Data entries start
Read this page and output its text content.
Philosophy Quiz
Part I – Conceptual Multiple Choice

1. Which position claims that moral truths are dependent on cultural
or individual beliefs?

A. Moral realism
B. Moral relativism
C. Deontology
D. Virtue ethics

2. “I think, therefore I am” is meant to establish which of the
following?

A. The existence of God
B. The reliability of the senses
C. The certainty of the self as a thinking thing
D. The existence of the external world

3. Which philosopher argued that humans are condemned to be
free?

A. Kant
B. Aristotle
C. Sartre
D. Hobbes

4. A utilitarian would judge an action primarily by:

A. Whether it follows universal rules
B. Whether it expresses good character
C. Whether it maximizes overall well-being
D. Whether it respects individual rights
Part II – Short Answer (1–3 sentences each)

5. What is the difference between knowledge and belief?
Data entries end
Data entries start
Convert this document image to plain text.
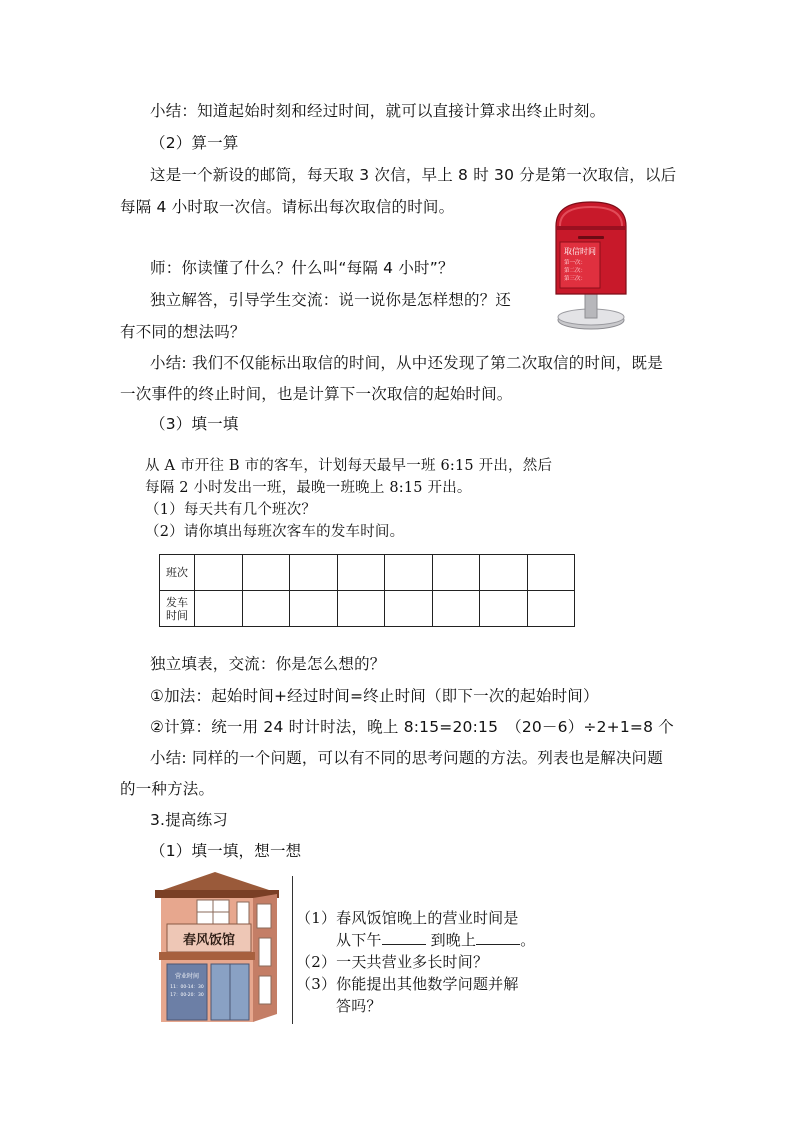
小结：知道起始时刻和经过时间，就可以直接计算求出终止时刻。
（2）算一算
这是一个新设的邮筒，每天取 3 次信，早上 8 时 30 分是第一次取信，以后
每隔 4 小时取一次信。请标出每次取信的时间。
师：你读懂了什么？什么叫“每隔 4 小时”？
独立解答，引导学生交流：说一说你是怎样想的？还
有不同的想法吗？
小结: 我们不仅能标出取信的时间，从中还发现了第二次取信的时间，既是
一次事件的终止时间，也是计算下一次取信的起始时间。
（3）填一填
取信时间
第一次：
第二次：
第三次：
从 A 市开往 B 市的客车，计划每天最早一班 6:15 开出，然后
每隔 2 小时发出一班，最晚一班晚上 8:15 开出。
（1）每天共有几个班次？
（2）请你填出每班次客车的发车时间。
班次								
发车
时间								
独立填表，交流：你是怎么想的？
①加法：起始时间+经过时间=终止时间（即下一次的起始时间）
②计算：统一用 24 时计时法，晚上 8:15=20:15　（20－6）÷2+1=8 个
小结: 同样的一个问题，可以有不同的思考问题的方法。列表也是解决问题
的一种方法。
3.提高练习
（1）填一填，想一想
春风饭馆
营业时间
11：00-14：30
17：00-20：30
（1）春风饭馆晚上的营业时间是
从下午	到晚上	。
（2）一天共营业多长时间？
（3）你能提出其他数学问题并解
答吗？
Data entries end
=== Exercise task ===
Of all the lines above, how many contain "Part"? Give the number and nothing more.

=== Reply ===
2